[Stored items]
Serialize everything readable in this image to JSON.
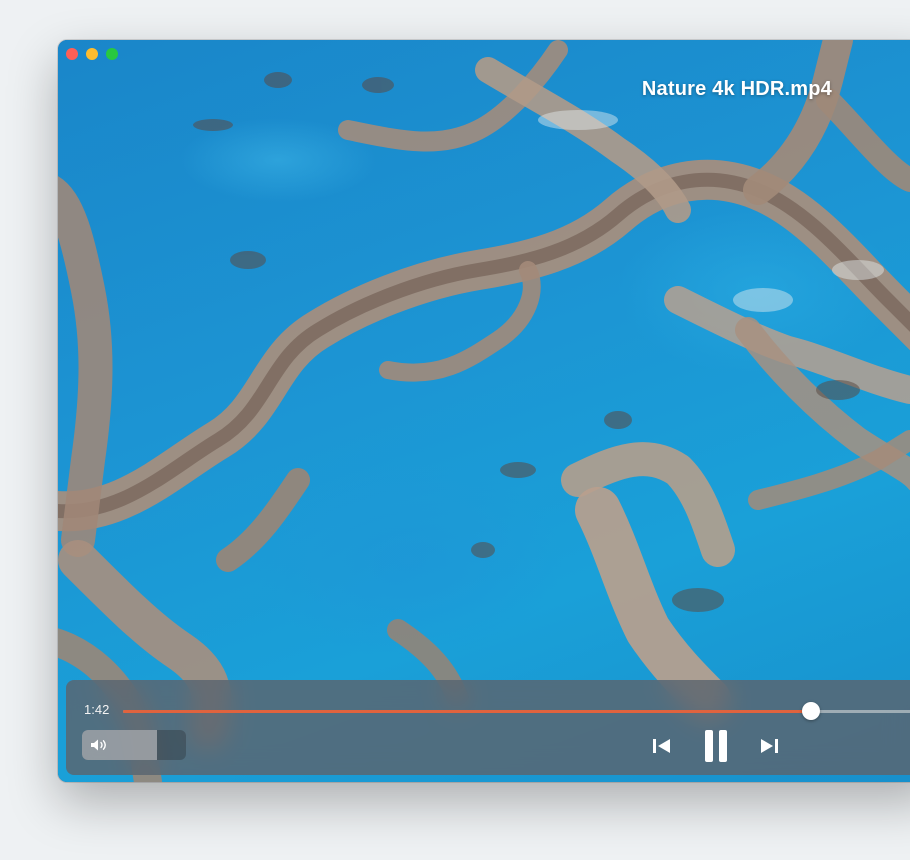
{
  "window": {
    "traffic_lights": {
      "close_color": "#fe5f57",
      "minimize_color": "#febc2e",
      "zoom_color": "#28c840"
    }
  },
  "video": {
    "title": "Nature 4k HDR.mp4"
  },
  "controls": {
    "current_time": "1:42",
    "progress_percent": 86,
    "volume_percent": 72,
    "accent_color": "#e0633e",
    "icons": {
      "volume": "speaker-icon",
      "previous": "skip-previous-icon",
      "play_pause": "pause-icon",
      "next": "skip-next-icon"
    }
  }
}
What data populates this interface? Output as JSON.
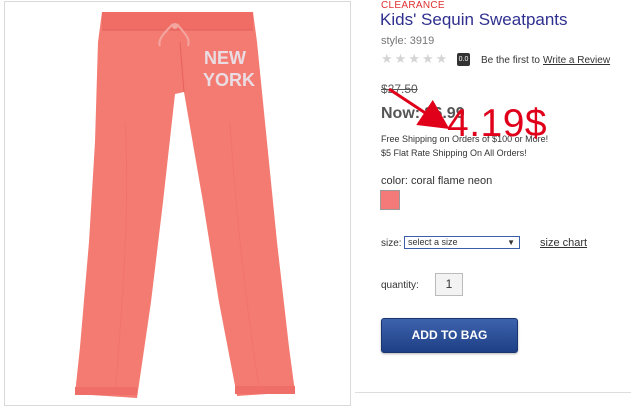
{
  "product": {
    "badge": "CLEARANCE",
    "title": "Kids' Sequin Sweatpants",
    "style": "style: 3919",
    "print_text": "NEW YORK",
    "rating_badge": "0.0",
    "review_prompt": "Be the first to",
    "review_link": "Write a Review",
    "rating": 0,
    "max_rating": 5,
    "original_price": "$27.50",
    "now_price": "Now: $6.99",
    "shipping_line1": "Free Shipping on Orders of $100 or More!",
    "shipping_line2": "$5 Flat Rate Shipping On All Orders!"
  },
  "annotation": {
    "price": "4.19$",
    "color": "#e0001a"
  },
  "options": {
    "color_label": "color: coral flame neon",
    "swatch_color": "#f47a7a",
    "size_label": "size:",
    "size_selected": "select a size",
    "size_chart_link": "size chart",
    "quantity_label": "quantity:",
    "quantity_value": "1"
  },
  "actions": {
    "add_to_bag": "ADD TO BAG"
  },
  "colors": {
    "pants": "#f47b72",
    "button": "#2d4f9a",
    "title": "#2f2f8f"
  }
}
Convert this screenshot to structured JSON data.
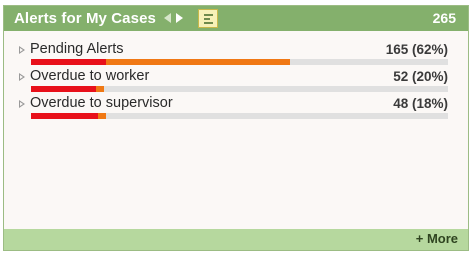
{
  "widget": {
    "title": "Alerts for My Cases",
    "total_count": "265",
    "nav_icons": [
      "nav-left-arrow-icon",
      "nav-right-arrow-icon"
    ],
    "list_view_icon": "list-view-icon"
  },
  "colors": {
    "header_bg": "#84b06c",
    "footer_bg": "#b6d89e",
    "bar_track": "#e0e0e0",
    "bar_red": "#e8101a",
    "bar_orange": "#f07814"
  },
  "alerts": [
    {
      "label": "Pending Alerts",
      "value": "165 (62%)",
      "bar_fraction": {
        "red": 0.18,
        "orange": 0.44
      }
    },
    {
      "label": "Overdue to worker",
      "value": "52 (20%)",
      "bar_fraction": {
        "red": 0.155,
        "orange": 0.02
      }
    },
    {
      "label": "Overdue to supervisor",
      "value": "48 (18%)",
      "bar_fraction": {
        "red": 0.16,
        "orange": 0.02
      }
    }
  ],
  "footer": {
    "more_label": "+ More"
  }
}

==

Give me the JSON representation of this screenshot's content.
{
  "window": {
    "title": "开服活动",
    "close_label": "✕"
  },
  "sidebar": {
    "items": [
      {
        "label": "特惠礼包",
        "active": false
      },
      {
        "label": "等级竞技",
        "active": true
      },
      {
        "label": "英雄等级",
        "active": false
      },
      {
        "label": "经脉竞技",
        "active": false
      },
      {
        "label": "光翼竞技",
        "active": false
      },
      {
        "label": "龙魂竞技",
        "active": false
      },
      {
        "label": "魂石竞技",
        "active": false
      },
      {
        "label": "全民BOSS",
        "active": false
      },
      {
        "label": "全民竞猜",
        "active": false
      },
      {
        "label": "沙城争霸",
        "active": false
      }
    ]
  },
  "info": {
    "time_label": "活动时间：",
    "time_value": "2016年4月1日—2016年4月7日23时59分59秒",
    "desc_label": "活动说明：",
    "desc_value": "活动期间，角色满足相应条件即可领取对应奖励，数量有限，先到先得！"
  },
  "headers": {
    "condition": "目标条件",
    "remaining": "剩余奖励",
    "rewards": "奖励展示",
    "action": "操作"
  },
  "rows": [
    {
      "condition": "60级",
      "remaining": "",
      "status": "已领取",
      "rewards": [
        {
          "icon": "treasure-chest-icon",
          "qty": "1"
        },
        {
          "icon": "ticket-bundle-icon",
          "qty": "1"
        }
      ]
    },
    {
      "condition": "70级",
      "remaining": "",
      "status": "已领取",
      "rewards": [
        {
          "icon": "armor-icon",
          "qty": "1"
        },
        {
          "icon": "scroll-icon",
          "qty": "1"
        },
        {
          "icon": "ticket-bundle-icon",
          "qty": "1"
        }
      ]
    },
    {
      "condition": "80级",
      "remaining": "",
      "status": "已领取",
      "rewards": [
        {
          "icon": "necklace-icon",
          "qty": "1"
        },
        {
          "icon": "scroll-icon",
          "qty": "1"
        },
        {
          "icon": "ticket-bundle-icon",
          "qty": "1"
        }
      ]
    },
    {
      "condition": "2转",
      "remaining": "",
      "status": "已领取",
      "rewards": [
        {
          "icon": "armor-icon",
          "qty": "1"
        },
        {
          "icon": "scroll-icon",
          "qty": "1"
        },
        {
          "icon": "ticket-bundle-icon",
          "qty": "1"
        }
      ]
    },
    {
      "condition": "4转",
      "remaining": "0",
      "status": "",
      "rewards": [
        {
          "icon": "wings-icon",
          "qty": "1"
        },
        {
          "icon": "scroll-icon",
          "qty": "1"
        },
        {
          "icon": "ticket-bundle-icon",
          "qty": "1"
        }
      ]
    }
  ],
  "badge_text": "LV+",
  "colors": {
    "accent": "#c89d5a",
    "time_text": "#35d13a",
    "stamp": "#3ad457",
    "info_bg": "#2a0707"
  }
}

PROBLEM DETAILS>
Each line that holds the word "Shipping" is to be copied.

OUTPUT OF THE EXERCISE>
    "shipping_line1": "Free Shipping on Orders of $100 or More!",
    "shipping_line2": "$5 Flat Rate Shipping On All Orders!"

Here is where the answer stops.